◆ Exercise goal
Reproduce the records below in their entirety, character for character.

◆ Recorded information
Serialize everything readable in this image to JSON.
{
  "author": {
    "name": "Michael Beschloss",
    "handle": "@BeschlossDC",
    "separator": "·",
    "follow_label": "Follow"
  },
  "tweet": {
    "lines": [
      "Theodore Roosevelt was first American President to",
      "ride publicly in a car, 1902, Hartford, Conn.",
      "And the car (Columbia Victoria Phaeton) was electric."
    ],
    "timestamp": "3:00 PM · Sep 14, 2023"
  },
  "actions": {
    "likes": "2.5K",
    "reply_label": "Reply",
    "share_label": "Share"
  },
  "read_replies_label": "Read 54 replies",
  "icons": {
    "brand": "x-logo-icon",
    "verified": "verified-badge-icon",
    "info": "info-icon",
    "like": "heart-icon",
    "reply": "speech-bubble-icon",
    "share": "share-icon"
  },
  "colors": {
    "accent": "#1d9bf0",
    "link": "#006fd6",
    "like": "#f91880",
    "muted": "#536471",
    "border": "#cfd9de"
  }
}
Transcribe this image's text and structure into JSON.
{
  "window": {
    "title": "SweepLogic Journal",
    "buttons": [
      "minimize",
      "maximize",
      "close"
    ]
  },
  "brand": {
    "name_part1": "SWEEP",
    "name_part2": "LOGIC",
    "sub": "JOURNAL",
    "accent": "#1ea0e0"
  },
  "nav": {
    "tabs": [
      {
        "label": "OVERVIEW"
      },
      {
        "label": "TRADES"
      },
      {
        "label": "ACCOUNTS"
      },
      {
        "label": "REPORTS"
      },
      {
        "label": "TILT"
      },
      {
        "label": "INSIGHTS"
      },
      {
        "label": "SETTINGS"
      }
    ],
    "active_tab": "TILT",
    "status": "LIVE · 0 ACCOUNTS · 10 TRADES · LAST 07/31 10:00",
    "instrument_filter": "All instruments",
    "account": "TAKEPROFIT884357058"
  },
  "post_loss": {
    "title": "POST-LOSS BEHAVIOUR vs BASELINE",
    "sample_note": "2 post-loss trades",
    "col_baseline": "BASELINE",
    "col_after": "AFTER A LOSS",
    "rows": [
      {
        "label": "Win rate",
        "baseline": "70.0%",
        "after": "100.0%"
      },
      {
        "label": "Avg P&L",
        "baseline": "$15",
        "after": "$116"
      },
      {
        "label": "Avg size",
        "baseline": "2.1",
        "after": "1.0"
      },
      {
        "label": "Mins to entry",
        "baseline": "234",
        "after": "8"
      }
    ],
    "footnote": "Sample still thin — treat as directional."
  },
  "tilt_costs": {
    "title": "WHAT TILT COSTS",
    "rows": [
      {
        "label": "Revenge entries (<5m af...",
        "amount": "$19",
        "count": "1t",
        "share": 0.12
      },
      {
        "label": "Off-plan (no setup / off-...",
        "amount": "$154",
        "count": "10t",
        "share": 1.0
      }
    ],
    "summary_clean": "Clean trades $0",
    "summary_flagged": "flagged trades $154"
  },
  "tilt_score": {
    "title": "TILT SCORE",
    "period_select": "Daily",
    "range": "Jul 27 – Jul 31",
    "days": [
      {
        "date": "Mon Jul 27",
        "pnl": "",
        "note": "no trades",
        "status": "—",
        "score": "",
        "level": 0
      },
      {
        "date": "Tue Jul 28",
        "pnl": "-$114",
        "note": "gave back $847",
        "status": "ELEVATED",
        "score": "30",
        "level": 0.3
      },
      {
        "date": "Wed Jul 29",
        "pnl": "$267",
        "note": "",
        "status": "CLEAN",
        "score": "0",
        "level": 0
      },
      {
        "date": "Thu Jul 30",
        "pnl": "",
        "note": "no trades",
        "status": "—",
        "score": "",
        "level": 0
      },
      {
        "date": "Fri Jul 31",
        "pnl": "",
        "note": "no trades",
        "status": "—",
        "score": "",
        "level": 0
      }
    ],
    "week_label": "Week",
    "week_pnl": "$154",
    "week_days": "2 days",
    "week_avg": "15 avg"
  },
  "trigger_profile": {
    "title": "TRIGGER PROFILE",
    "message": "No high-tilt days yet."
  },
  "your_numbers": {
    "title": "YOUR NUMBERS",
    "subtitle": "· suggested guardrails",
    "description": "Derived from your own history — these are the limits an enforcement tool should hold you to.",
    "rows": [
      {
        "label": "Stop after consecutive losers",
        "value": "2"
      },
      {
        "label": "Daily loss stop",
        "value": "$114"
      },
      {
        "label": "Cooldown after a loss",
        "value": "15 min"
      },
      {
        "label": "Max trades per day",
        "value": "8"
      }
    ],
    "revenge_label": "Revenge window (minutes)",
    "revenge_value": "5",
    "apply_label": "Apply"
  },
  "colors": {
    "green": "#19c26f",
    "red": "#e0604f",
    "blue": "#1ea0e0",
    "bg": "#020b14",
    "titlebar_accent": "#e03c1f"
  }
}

◆ Right answer
Serialize everything readable in this image to JSON.
{
  "author": {
    "name": "Michael Beschloss",
    "handle": "@BeschlossDC",
    "separator": "·",
    "follow_label": "Follow"
  },
  "tweet": {
    "lines": [
      "Theodore Roosevelt was first American President to",
      "ride publicly in a car, 1902, Hartford, Conn.",
      "And the car (Columbia Victoria Phaeton) was electric."
    ],
    "timestamp": "3:00 PM · Sep 14, 2023"
  },
  "actions": {
    "likes": "2.5K",
    "reply_label": "Reply",
    "share_label": "Share"
  },
  "read_replies_label": "Read 54 replies",
  "icons": {
    "brand": "x-logo-icon",
    "verified": "verified-badge-icon",
    "info": "info-icon",
    "like": "heart-icon",
    "reply": "speech-bubble-icon",
    "share": "share-icon"
  },
  "colors": {
    "accent": "#1d9bf0",
    "link": "#006fd6",
    "like": "#f91880",
    "muted": "#536471",
    "border": "#cfd9de"
  }
}
Transcribe this image's text and structure into JSON.
{
  "window": {
    "title": "SweepLogic Journal",
    "buttons": [
      "minimize",
      "maximize",
      "close"
    ]
  },
  "brand": {
    "name_part1": "SWEEP",
    "name_part2": "LOGIC",
    "sub": "JOURNAL",
    "accent": "#1ea0e0"
  },
  "nav": {
    "tabs": [
      {
        "label": "OVERVIEW"
      },
      {
        "label": "TRADES"
      },
      {
        "label": "ACCOUNTS"
      },
      {
        "label": "REPORTS"
      },
      {
        "label": "TILT"
      },
      {
        "label": "INSIGHTS"
      },
      {
        "label": "SETTINGS"
      }
    ],
    "active_tab": "TILT",
    "status": "LIVE · 0 ACCOUNTS · 10 TRADES · LAST 07/31 10:00",
    "instrument_filter": "All instruments",
    "account": "TAKEPROFIT884357058"
  },
  "post_loss": {
    "title": "POST-LOSS BEHAVIOUR vs BASELINE",
    "sample_note": "2 post-loss trades",
    "col_baseline": "BASELINE",
    "col_after": "AFTER A LOSS",
    "rows": [
      {
        "label": "Win rate",
        "baseline": "70.0%",
        "after": "100.0%"
      },
      {
        "label": "Avg P&L",
        "baseline": "$15",
        "after": "$116"
      },
      {
        "label": "Avg size",
        "baseline": "2.1",
        "after": "1.0"
      },
      {
        "label": "Mins to entry",
        "baseline": "234",
        "after": "8"
      }
    ],
    "footnote": "Sample still thin — treat as directional."
  },
  "tilt_costs": {
    "title": "WHAT TILT COSTS",
    "rows": [
      {
        "label": "Revenge entries (<5m af...",
        "amount": "$19",
        "count": "1t",
        "share": 0.12
      },
      {
        "label": "Off-plan (no setup / off-...",
        "amount": "$154",
        "count": "10t",
        "share": 1.0
      }
    ],
    "summary_clean": "Clean trades $0",
    "summary_flagged": "flagged trades $154"
  },
  "tilt_score": {
    "title": "TILT SCORE",
    "period_select": "Daily",
    "range": "Jul 27 – Jul 31",
    "days": [
      {
        "date": "Mon Jul 27",
        "pnl": "",
        "note": "no trades",
        "status": "—",
        "score": "",
        "level": 0
      },
      {
        "date": "Tue Jul 28",
        "pnl": "-$114",
        "note": "gave back $847",
        "status": "ELEVATED",
        "score": "30",
        "level": 0.3
      },
      {
        "date": "Wed Jul 29",
        "pnl": "$267",
        "note": "",
        "status": "CLEAN",
        "score": "0",
        "level": 0
      },
      {
        "date": "Thu Jul 30",
        "pnl": "",
        "note": "no trades",
        "status": "—",
        "score": "",
        "level": 0
      },
      {
        "date": "Fri Jul 31",
        "pnl": "",
        "note": "no trades",
        "status": "—",
        "score": "",
        "level": 0
      }
    ],
    "week_label": "Week",
    "week_pnl": "$154",
    "week_days": "2 days",
    "week_avg": "15 avg"
  },
  "trigger_profile": {
    "title": "TRIGGER PROFILE",
    "message": "No high-tilt days yet."
  },
  "your_numbers": {
    "title": "YOUR NUMBERS",
    "subtitle": "· suggested guardrails",
    "description": "Derived from your own history — these are the limits an enforcement tool should hold you to.",
    "rows": [
      {
        "label": "Stop after consecutive losers",
        "value": "2"
      },
      {
        "label": "Daily loss stop",
        "value": "$114"
      },
      {
        "label": "Cooldown after a loss",
        "value": "15 min"
      },
      {
        "label": "Max trades per day",
        "value": "8"
      }
    ],
    "revenge_label": "Revenge window (minutes)",
    "revenge_value": "5",
    "apply_label": "Apply"
  },
  "colors": {
    "green": "#19c26f",
    "red": "#e0604f",
    "blue": "#1ea0e0",
    "bg": "#020b14",
    "titlebar_accent": "#e03c1f"
  }
}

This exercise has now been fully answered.